* EXERCISE PROMPT
Provide nothing but the number of lines containing the string "sign".
<<<<
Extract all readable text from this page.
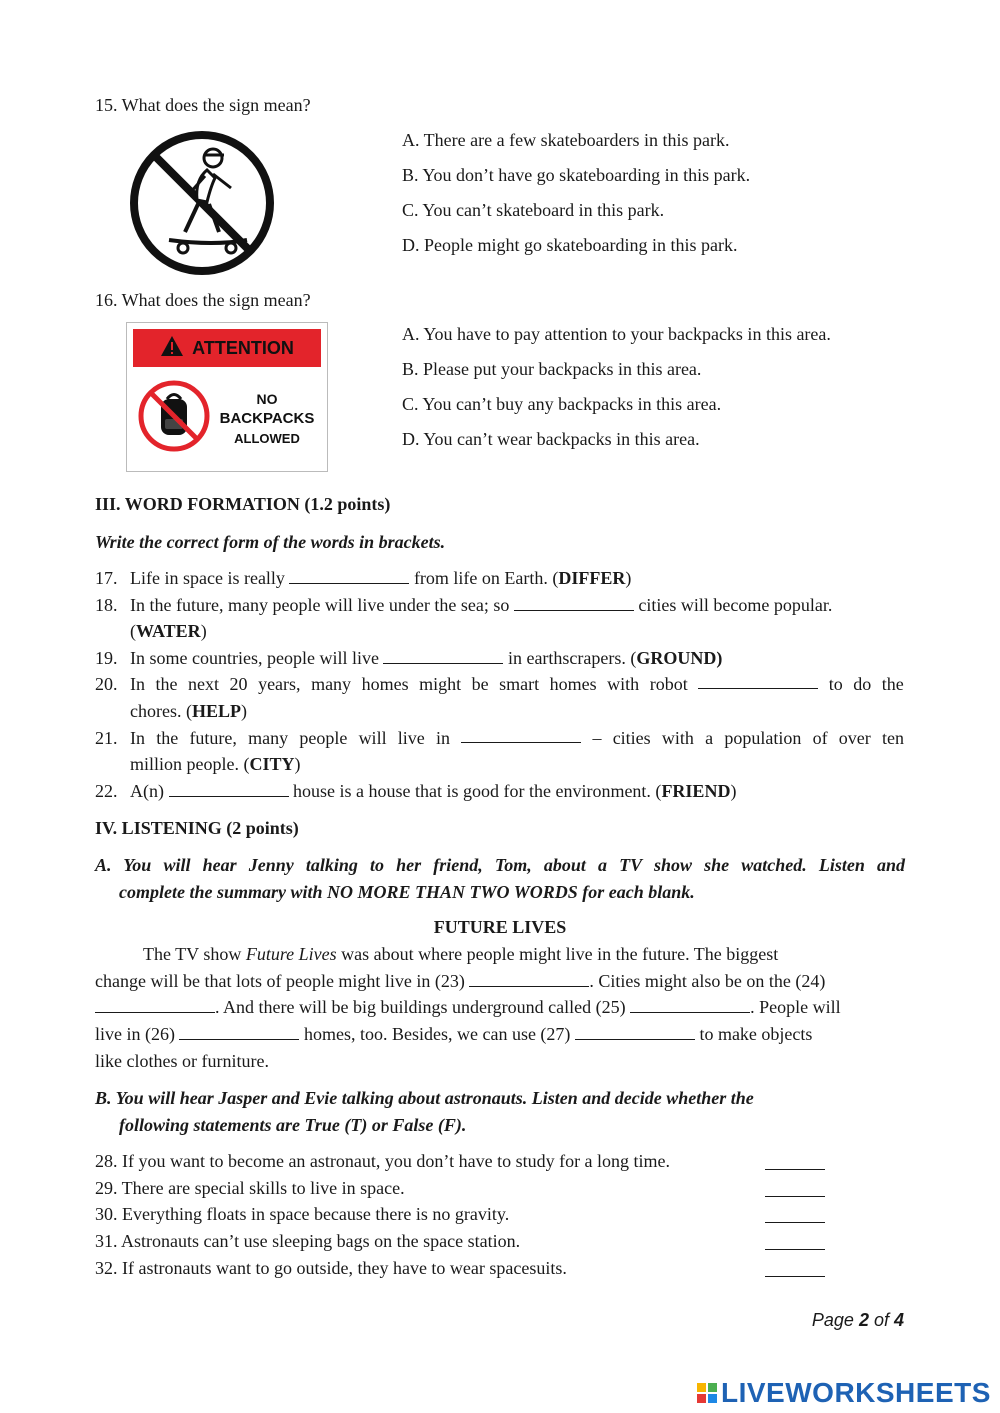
15. What does the sign mean?
A. There are a few skateboarders in this park.
B. You don’t have go skateboarding in this park.
C. You can’t skateboard in this park.
D. People might go skateboarding in this park.
16. What does the sign mean?
ATTENTION
NO
BACKPACKS
ALLOWED
A. You have to pay attention to your backpacks in this area.
B. Please put your backpacks in this area.
C. You can’t buy any backpacks in this area.
D. You can’t wear backpacks in this area.
III. WORD FORMATION (1.2 points)
Write the correct form of the words in brackets.
17. Life in space is really	from life on Earth. (DIFFER)
18. In the future, many people will live under the sea; so	cities will become popular.
(WATER)
19. In some countries, people will live	in earthscrapers. (GROUND)
20. In the next 20 years, many homes might be smart homes with robot	to do the
chores. (HELP)
21. In the future, many people will live in	– cities with a population of over ten
million people. (CITY)
22. A(n)	house is a house that is good for the environment. (FRIEND)
IV. LISTENING (2 points)
A. You will hear Jenny talking to her friend, Tom, about a TV show she watched. Listen and
complete the summary with NO MORE THAN TWO WORDS for each blank.
FUTURE LIVES
The TV show Future Lives was about where people might live in the future. The biggest
change will be that lots of people might live in (23)	. Cities might also be on the (24)
. And there will be big buildings underground called (25)	. People will
live in (26)	homes, too. Besides, we can use (27)	to make objects
like clothes or furniture.
B. You will hear Jasper and Evie talking about astronauts. Listen and decide whether the
following statements are True (T) or False (F).
28. If you want to become an astronaut, you don’t have to study for a long time.
29. There are special skills to live in space.
30. Everything floats in space because there is no gravity.
31. Astronauts can’t use sleeping bags on the space station.
32. If astronauts want to go outside, they have to wear spacesuits.
Page 2 of 4
LIVEWORKSHEETS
>>>>
* RESULT BELOW
2